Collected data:
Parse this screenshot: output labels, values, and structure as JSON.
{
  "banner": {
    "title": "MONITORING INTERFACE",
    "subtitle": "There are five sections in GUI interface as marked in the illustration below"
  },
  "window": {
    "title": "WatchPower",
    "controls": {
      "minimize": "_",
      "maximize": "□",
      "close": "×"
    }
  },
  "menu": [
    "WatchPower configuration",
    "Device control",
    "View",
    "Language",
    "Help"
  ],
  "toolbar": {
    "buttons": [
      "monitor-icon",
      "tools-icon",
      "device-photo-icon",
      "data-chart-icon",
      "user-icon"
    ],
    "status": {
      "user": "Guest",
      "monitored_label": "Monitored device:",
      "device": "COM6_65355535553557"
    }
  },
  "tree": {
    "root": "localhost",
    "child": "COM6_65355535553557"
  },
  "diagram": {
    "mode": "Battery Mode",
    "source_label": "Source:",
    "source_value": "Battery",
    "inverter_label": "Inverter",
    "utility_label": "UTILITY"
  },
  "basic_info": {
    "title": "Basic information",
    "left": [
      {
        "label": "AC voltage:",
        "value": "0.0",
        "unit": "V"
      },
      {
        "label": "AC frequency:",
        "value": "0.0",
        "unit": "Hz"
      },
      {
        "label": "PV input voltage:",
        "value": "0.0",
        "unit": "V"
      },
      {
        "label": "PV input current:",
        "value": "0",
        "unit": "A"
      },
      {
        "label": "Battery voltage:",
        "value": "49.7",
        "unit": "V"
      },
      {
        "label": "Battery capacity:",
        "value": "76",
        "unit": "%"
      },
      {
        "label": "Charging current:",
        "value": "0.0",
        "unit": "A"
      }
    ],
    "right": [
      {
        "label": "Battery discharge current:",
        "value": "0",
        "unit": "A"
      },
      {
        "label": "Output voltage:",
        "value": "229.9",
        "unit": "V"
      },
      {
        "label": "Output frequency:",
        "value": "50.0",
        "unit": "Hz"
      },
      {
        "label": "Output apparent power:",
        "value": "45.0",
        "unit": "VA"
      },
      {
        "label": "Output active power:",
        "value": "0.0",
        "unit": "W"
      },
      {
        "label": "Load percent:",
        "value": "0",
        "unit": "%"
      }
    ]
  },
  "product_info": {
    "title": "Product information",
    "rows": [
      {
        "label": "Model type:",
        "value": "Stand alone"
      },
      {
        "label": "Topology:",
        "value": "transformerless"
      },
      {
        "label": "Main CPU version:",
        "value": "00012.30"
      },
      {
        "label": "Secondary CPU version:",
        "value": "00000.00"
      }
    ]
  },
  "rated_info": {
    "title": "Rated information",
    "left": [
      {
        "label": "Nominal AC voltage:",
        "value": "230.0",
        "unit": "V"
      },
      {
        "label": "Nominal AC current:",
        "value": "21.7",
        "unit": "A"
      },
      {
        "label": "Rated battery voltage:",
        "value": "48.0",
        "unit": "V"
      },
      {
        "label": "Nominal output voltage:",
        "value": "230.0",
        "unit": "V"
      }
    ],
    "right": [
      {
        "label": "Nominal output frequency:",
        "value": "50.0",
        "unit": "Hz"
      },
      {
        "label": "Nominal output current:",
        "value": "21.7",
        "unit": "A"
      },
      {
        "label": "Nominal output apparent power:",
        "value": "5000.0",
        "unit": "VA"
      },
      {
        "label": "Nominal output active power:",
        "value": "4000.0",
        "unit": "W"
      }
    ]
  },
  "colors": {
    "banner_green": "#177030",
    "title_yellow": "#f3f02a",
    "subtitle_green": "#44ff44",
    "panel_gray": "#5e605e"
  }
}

# [What you need to do]
Working from the material above, retype it in its entirety without change.

# [The output]
Parse this screenshot: output labels, values, and structure as JSON.
{
  "banner": {
    "title": "MONITORING INTERFACE",
    "subtitle": "There are five sections in GUI interface as marked in the illustration below"
  },
  "window": {
    "title": "WatchPower",
    "controls": {
      "minimize": "_",
      "maximize": "□",
      "close": "×"
    }
  },
  "menu": [
    "WatchPower configuration",
    "Device control",
    "View",
    "Language",
    "Help"
  ],
  "toolbar": {
    "buttons": [
      "monitor-icon",
      "tools-icon",
      "device-photo-icon",
      "data-chart-icon",
      "user-icon"
    ],
    "status": {
      "user": "Guest",
      "monitored_label": "Monitored device:",
      "device": "COM6_65355535553557"
    }
  },
  "tree": {
    "root": "localhost",
    "child": "COM6_65355535553557"
  },
  "diagram": {
    "mode": "Battery Mode",
    "source_label": "Source:",
    "source_value": "Battery",
    "inverter_label": "Inverter",
    "utility_label": "UTILITY"
  },
  "basic_info": {
    "title": "Basic information",
    "left": [
      {
        "label": "AC voltage:",
        "value": "0.0",
        "unit": "V"
      },
      {
        "label": "AC frequency:",
        "value": "0.0",
        "unit": "Hz"
      },
      {
        "label": "PV input voltage:",
        "value": "0.0",
        "unit": "V"
      },
      {
        "label": "PV input current:",
        "value": "0",
        "unit": "A"
      },
      {
        "label": "Battery voltage:",
        "value": "49.7",
        "unit": "V"
      },
      {
        "label": "Battery capacity:",
        "value": "76",
        "unit": "%"
      },
      {
        "label": "Charging current:",
        "value": "0.0",
        "unit": "A"
      }
    ],
    "right": [
      {
        "label": "Battery discharge current:",
        "value": "0",
        "unit": "A"
      },
      {
        "label": "Output voltage:",
        "value": "229.9",
        "unit": "V"
      },
      {
        "label": "Output frequency:",
        "value": "50.0",
        "unit": "Hz"
      },
      {
        "label": "Output apparent power:",
        "value": "45.0",
        "unit": "VA"
      },
      {
        "label": "Output active power:",
        "value": "0.0",
        "unit": "W"
      },
      {
        "label": "Load percent:",
        "value": "0",
        "unit": "%"
      }
    ]
  },
  "product_info": {
    "title": "Product information",
    "rows": [
      {
        "label": "Model type:",
        "value": "Stand alone"
      },
      {
        "label": "Topology:",
        "value": "transformerless"
      },
      {
        "label": "Main CPU version:",
        "value": "00012.30"
      },
      {
        "label": "Secondary CPU version:",
        "value": "00000.00"
      }
    ]
  },
  "rated_info": {
    "title": "Rated information",
    "left": [
      {
        "label": "Nominal AC voltage:",
        "value": "230.0",
        "unit": "V"
      },
      {
        "label": "Nominal AC current:",
        "value": "21.7",
        "unit": "A"
      },
      {
        "label": "Rated battery voltage:",
        "value": "48.0",
        "unit": "V"
      },
      {
        "label": "Nominal output voltage:",
        "value": "230.0",
        "unit": "V"
      }
    ],
    "right": [
      {
        "label": "Nominal output frequency:",
        "value": "50.0",
        "unit": "Hz"
      },
      {
        "label": "Nominal output current:",
        "value": "21.7",
        "unit": "A"
      },
      {
        "label": "Nominal output apparent power:",
        "value": "5000.0",
        "unit": "VA"
      },
      {
        "label": "Nominal output active power:",
        "value": "4000.0",
        "unit": "W"
      }
    ]
  },
  "colors": {
    "banner_green": "#177030",
    "title_yellow": "#f3f02a",
    "subtitle_green": "#44ff44",
    "panel_gray": "#5e605e"
  }
}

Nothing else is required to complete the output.